* **Instructions for the task**
Restate each entry word for word, leaving nothing out.

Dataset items
.....
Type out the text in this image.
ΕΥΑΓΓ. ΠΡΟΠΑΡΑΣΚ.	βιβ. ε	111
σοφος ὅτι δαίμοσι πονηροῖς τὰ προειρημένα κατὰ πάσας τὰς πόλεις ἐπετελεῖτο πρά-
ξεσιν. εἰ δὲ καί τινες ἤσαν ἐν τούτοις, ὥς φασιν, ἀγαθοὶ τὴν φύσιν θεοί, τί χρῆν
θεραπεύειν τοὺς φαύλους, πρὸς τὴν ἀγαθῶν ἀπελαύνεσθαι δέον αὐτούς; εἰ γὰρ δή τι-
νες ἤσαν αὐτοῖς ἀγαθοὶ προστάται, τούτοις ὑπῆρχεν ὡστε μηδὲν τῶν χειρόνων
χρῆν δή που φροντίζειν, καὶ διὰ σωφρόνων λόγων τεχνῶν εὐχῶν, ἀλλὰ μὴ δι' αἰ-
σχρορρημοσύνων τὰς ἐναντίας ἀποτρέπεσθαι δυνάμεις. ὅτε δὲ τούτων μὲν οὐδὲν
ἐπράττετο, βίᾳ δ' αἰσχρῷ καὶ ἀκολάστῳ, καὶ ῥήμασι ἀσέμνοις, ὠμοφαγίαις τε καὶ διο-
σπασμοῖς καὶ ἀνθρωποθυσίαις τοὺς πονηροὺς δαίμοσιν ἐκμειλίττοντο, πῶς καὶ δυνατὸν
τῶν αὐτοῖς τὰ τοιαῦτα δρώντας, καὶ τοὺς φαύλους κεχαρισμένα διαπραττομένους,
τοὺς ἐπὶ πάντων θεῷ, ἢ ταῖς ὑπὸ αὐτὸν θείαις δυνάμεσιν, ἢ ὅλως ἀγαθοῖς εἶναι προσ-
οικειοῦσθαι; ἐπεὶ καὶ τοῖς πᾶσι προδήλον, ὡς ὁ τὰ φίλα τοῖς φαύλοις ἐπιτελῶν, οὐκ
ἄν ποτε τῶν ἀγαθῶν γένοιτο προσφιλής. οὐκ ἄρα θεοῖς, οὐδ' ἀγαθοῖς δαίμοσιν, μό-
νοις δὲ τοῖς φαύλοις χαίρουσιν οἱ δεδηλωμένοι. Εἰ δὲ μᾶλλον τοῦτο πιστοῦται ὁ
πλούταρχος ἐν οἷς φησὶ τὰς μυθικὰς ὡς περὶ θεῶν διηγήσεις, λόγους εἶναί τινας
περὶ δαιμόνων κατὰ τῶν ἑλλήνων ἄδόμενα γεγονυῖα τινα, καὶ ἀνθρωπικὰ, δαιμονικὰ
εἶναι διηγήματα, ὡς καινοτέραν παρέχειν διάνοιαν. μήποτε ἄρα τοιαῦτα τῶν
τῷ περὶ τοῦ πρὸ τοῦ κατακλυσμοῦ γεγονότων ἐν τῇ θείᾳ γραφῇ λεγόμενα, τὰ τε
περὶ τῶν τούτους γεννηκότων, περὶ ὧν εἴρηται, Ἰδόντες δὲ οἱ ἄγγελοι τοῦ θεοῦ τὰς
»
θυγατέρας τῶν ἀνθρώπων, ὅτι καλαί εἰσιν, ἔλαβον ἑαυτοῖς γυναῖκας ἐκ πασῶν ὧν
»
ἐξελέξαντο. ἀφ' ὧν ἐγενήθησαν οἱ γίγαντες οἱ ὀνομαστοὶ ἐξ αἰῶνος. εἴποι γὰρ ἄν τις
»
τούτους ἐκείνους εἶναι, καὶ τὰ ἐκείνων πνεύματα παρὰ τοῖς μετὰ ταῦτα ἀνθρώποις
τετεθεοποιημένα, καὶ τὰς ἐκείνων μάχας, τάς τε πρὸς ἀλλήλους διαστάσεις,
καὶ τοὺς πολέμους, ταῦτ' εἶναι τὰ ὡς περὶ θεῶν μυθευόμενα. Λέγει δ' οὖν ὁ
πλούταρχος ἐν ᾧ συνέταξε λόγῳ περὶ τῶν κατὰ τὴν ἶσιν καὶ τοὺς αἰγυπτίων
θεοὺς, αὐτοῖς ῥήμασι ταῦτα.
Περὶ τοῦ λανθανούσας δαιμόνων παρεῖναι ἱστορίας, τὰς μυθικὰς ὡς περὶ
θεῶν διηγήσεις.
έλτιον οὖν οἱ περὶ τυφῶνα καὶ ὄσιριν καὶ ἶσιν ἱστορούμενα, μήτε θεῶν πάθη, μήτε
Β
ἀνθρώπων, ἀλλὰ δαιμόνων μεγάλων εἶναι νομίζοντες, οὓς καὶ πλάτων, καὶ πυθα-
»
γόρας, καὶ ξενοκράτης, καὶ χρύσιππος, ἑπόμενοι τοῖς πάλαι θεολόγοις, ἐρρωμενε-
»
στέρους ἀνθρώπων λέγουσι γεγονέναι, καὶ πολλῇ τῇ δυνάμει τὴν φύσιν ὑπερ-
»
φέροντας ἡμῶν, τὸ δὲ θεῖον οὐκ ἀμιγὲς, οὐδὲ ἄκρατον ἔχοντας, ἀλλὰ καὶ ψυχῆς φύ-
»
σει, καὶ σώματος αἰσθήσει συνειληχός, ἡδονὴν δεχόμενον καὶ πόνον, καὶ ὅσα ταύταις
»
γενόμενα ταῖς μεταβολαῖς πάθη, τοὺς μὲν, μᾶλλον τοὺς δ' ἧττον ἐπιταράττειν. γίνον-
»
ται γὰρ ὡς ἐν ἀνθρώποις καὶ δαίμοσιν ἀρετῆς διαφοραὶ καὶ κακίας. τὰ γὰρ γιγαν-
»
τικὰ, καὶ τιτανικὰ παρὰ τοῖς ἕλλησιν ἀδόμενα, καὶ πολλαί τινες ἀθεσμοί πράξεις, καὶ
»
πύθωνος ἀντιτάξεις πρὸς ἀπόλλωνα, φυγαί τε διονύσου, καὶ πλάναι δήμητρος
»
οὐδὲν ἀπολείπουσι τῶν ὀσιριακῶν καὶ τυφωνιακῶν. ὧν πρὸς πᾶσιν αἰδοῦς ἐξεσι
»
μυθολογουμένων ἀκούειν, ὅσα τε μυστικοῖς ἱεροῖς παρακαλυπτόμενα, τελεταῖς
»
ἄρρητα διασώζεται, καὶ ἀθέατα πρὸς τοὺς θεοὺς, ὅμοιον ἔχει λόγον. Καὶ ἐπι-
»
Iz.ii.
.....
* **The reply**
Type out the text in this image.
ΕΥΑΓΓ. ΠΡΟΠΑΡΑΣΚ.	βιβ. ε	111
σοφος ὅτι δαίμοσι πονηροῖς τὰ προειρημένα κατὰ πάσας τὰς πόλεις ἐπετελεῖτο πρά-
ξεσιν. εἰ δὲ καί τινες ἤσαν ἐν τούτοις, ὥς φασιν, ἀγαθοὶ τὴν φύσιν θεοί, τί χρῆν
θεραπεύειν τοὺς φαύλους, πρὸς τὴν ἀγαθῶν ἀπελαύνεσθαι δέον αὐτούς; εἰ γὰρ δή τι-
νες ἤσαν αὐτοῖς ἀγαθοὶ προστάται, τούτοις ὑπῆρχεν ὡστε μηδὲν τῶν χειρόνων
χρῆν δή που φροντίζειν, καὶ διὰ σωφρόνων λόγων τεχνῶν εὐχῶν, ἀλλὰ μὴ δι' αἰ-
σχρορρημοσύνων τὰς ἐναντίας ἀποτρέπεσθαι δυνάμεις. ὅτε δὲ τούτων μὲν οὐδὲν
ἐπράττετο, βίᾳ δ' αἰσχρῷ καὶ ἀκολάστῳ, καὶ ῥήμασι ἀσέμνοις, ὠμοφαγίαις τε καὶ διο-
σπασμοῖς καὶ ἀνθρωποθυσίαις τοὺς πονηροὺς δαίμοσιν ἐκμειλίττοντο, πῶς καὶ δυνατὸν
τῶν αὐτοῖς τὰ τοιαῦτα δρώντας, καὶ τοὺς φαύλους κεχαρισμένα διαπραττομένους,
τοὺς ἐπὶ πάντων θεῷ, ἢ ταῖς ὑπὸ αὐτὸν θείαις δυνάμεσιν, ἢ ὅλως ἀγαθοῖς εἶναι προσ-
οικειοῦσθαι; ἐπεὶ καὶ τοῖς πᾶσι προδήλον, ὡς ὁ τὰ φίλα τοῖς φαύλοις ἐπιτελῶν, οὐκ
ἄν ποτε τῶν ἀγαθῶν γένοιτο προσφιλής. οὐκ ἄρα θεοῖς, οὐδ' ἀγαθοῖς δαίμοσιν, μό-
νοις δὲ τοῖς φαύλοις χαίρουσιν οἱ δεδηλωμένοι. Εἰ δὲ μᾶλλον τοῦτο πιστοῦται ὁ
πλούταρχος ἐν οἷς φησὶ τὰς μυθικὰς ὡς περὶ θεῶν διηγήσεις, λόγους εἶναί τινας
περὶ δαιμόνων κατὰ τῶν ἑλλήνων ἄδόμενα γεγονυῖα τινα, καὶ ἀνθρωπικὰ, δαιμονικὰ
εἶναι διηγήματα, ὡς καινοτέραν παρέχειν διάνοιαν. μήποτε ἄρα τοιαῦτα τῶν
τῷ περὶ τοῦ πρὸ τοῦ κατακλυσμοῦ γεγονότων ἐν τῇ θείᾳ γραφῇ λεγόμενα, τὰ τε
περὶ τῶν τούτους γεννηκότων, περὶ ὧν εἴρηται, Ἰδόντες δὲ οἱ ἄγγελοι τοῦ θεοῦ τὰς
»
θυγατέρας τῶν ἀνθρώπων, ὅτι καλαί εἰσιν, ἔλαβον ἑαυτοῖς γυναῖκας ἐκ πασῶν ὧν
»
ἐξελέξαντο. ἀφ' ὧν ἐγενήθησαν οἱ γίγαντες οἱ ὀνομαστοὶ ἐξ αἰῶνος. εἴποι γὰρ ἄν τις
»
τούτους ἐκείνους εἶναι, καὶ τὰ ἐκείνων πνεύματα παρὰ τοῖς μετὰ ταῦτα ἀνθρώποις
τετεθεοποιημένα, καὶ τὰς ἐκείνων μάχας, τάς τε πρὸς ἀλλήλους διαστάσεις,
καὶ τοὺς πολέμους, ταῦτ' εἶναι τὰ ὡς περὶ θεῶν μυθευόμενα. Λέγει δ' οὖν ὁ
πλούταρχος ἐν ᾧ συνέταξε λόγῳ περὶ τῶν κατὰ τὴν ἶσιν καὶ τοὺς αἰγυπτίων
θεοὺς, αὐτοῖς ῥήμασι ταῦτα.
Περὶ τοῦ λανθανούσας δαιμόνων παρεῖναι ἱστορίας, τὰς μυθικὰς ὡς περὶ
θεῶν διηγήσεις.
έλτιον οὖν οἱ περὶ τυφῶνα καὶ ὄσιριν καὶ ἶσιν ἱστορούμενα, μήτε θεῶν πάθη, μήτε
Β
ἀνθρώπων, ἀλλὰ δαιμόνων μεγάλων εἶναι νομίζοντες, οὓς καὶ πλάτων, καὶ πυθα-
»
γόρας, καὶ ξενοκράτης, καὶ χρύσιππος, ἑπόμενοι τοῖς πάλαι θεολόγοις, ἐρρωμενε-
»
στέρους ἀνθρώπων λέγουσι γεγονέναι, καὶ πολλῇ τῇ δυνάμει τὴν φύσιν ὑπερ-
»
φέροντας ἡμῶν, τὸ δὲ θεῖον οὐκ ἀμιγὲς, οὐδὲ ἄκρατον ἔχοντας, ἀλλὰ καὶ ψυχῆς φύ-
»
σει, καὶ σώματος αἰσθήσει συνειληχός, ἡδονὴν δεχόμενον καὶ πόνον, καὶ ὅσα ταύταις
»
γενόμενα ταῖς μεταβολαῖς πάθη, τοὺς μὲν, μᾶλλον τοὺς δ' ἧττον ἐπιταράττειν. γίνον-
»
ται γὰρ ὡς ἐν ἀνθρώποις καὶ δαίμοσιν ἀρετῆς διαφοραὶ καὶ κακίας. τὰ γὰρ γιγαν-
»
τικὰ, καὶ τιτανικὰ παρὰ τοῖς ἕλλησιν ἀδόμενα, καὶ πολλαί τινες ἀθεσμοί πράξεις, καὶ
»
πύθωνος ἀντιτάξεις πρὸς ἀπόλλωνα, φυγαί τε διονύσου, καὶ πλάναι δήμητρος
»
οὐδὲν ἀπολείπουσι τῶν ὀσιριακῶν καὶ τυφωνιακῶν. ὧν πρὸς πᾶσιν αἰδοῦς ἐξεσι
»
μυθολογουμένων ἀκούειν, ὅσα τε μυστικοῖς ἱεροῖς παρακαλυπτόμενα, τελεταῖς
»
ἄρρητα διασώζεται, καὶ ἀθέατα πρὸς τοὺς θεοὺς, ὅμοιον ἔχει λόγον. Καὶ ἐπι-
»
Iz.ii.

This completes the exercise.